-- WHAT YOU ARE ASKED TO DO --
Output only the span of lines that begins at the line containing "Convert this screenshot" and ends at the last line of the data, both included, exactly as they appear.

-- MATERIAL --
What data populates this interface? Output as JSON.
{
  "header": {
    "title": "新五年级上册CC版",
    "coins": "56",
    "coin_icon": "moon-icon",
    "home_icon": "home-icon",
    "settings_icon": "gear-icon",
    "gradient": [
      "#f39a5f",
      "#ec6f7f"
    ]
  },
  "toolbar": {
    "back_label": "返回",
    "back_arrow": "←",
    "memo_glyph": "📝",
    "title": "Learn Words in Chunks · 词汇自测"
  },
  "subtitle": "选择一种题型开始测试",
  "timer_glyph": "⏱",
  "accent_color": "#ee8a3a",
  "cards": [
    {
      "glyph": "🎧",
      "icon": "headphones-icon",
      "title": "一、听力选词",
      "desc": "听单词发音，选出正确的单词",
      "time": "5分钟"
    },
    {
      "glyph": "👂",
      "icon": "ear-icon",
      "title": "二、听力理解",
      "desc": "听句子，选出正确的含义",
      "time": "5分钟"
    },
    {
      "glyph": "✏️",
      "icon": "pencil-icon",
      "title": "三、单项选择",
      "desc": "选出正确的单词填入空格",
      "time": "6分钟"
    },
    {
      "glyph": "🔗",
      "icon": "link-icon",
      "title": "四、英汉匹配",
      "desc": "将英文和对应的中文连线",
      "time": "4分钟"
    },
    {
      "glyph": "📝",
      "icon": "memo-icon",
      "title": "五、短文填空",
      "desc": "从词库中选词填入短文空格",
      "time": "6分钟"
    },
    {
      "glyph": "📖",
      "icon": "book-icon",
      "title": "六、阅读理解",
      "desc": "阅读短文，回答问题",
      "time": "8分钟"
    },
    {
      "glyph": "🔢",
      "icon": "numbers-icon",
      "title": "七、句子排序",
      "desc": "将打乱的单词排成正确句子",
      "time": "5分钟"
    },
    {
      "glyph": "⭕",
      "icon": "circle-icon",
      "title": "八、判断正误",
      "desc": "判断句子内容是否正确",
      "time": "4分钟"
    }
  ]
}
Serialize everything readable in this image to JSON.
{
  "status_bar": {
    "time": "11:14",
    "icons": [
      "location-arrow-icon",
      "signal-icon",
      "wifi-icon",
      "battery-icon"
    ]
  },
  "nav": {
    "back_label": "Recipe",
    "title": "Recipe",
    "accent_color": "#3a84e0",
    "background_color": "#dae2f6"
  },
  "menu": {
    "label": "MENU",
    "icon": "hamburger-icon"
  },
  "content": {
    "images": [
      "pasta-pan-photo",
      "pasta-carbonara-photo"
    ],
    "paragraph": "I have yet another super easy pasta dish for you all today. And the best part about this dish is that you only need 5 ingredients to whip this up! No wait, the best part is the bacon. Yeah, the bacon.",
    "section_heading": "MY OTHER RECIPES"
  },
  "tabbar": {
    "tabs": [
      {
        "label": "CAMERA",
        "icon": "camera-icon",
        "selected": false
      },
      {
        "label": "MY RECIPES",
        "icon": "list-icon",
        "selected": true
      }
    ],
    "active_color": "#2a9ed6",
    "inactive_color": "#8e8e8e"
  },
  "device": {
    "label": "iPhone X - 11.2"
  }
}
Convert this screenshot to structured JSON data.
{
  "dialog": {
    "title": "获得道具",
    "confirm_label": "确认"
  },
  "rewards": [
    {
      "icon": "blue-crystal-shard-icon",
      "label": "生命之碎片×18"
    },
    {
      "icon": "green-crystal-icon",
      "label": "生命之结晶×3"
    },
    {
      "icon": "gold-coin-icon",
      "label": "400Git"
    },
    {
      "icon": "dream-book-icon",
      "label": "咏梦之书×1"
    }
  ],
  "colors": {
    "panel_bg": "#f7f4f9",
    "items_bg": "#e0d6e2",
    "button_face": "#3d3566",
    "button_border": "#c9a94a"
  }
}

-- RESULT BELOW --
Convert this screenshot to structured JSON data.
{
  "dialog": {
    "title": "获得道具",
    "confirm_label": "确认"
  },
  "rewards": [
    {
      "icon": "blue-crystal-shard-icon",
      "label": "生命之碎片×18"
    },
    {
      "icon": "green-crystal-icon",
      "label": "生命之结晶×3"
    },
    {
      "icon": "gold-coin-icon",
      "label": "400Git"
    },
    {
      "icon": "dream-book-icon",
      "label": "咏梦之书×1"
    }
  ],
  "colors": {
    "panel_bg": "#f7f4f9",
    "items_bg": "#e0d6e2",
    "button_face": "#3d3566",
    "button_border": "#c9a94a"
  }
}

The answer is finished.